◆ Passage given
--

Monday, February 2, 2015

Letter #80 - Following the Spirit, with an open heart, is a life long goal

Wonderful people. The first thought of my heart, I have to say is, I love ya'll.

Sharing the Love.

Second off, I was told by a German member that he really loves my weekly letters and reads them too (on FB). So hey, that makes me feel swell :)

So pressure is on right? :)

This week was fantastic. The miracles here in Heidelberg are just popping up like daisies. I feel like I use this phrase a lot. It's, I swear, the best way to describe what happening because honestly, the Lord does His work according to His own timing. I'm just happy to see it progress, and be His servant.

This week, we met with Prakash, and we LOVE the guy. We had a very intense lesson with him on Saturday. We taught about tithing and the blessings that come from it. Then, of course talked about baptism. The spirit there was so STRONG. When we were giving testimony, the spirit bore it and you could feel the honest truth behind it. Also, we went over the questions for baptism. Everything he answered was perfect. But just like the scriptures say, the spirit can only come "unto" the heart, not "into" it. In the middle of the lesson, I had a thought to ask Prakash if he asks questions when he prays. He said no. So, we committed Him to ask God, just ask, and He will answer. So hopefully he gets an answer. :) Prayers for Him would be great.

--

◆ Element and region data
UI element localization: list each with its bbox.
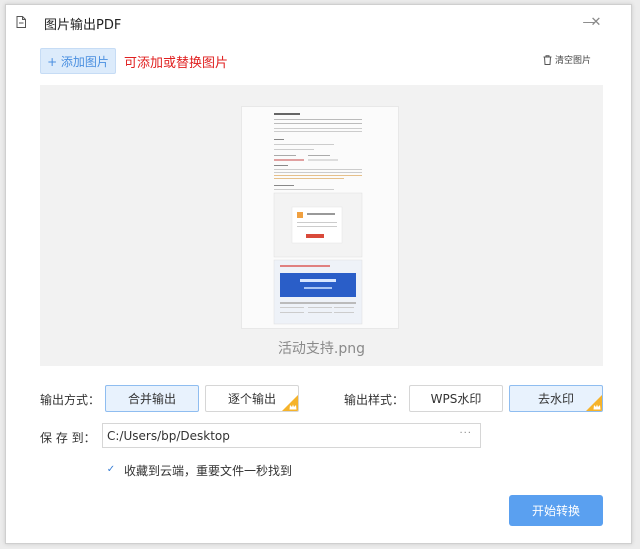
output-mode-label: 输出方式：: [40, 393, 101, 407]
save-to-label: 保 存 到：: [40, 431, 96, 445]
remove-watermark-label: 去水印: [537, 392, 574, 406]
close-button[interactable]: ✕: [588, 14, 604, 30]
save-path-value: C:/Users/bp/Desktop: [107, 428, 230, 443]
document-icon: [16, 16, 26, 28]
browse-button[interactable]: ···: [459, 428, 472, 439]
clear-images-button[interactable]: 清空图片: [543, 53, 591, 66]
wps-watermark-label: WPS水印: [430, 392, 482, 406]
save-path-field[interactable]: C:/Users/bp/Desktop ···: [102, 423, 481, 448]
separate-output-button[interactable]: 逐个输出: [205, 385, 299, 412]
trash-icon: [543, 54, 552, 65]
title-bar: 图片输出PDF — ✕: [6, 5, 631, 39]
merge-output-button[interactable]: 合并输出: [105, 385, 199, 412]
add-hint-text: 可添加或替换图片: [124, 56, 229, 71]
wps-watermark-button[interactable]: WPS水印: [409, 385, 503, 412]
page-thumbnail-graphic: [242, 107, 398, 328]
image-thumbnail[interactable]: [241, 106, 399, 329]
start-convert-button[interactable]: 开始转换: [509, 495, 603, 526]
crown-icon: [289, 404, 297, 410]
separate-output-label: 逐个输出: [227, 392, 276, 406]
add-image-button[interactable]: + 添加图片: [40, 48, 116, 74]
crown-icon: [593, 404, 601, 410]
clear-images-label: 清空图片: [555, 56, 592, 66]
cloud-save-label: 收藏到云端，重要文件一秒找到: [124, 464, 293, 478]
pdf-export-dialog: 图片输出PDF — ✕ + 添加图片 可添加或替换图片 清空图片 活动支持.pn…: [5, 4, 632, 544]
cloud-save-checkbox[interactable]: ✓: [106, 464, 116, 475]
remove-watermark-button[interactable]: 去水印: [509, 385, 603, 412]
window-title: 图片输出PDF: [44, 18, 122, 33]
preview-filename: 活动支持.png: [277, 341, 366, 357]
merge-output-label: 合并输出: [127, 392, 176, 406]
output-style-label: 输出样式：: [344, 393, 405, 407]
image-preview-area: 活动支持.png: [40, 85, 603, 366]
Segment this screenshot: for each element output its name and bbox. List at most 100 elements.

--

◆ Challenge
According to the letter, what topics were taught in the Saturday lesson with Prakash? These records come from a separate source and have no connection to the letter.

◆ Solution for this problem
Tithing and the blessings that come from it, followed by baptism.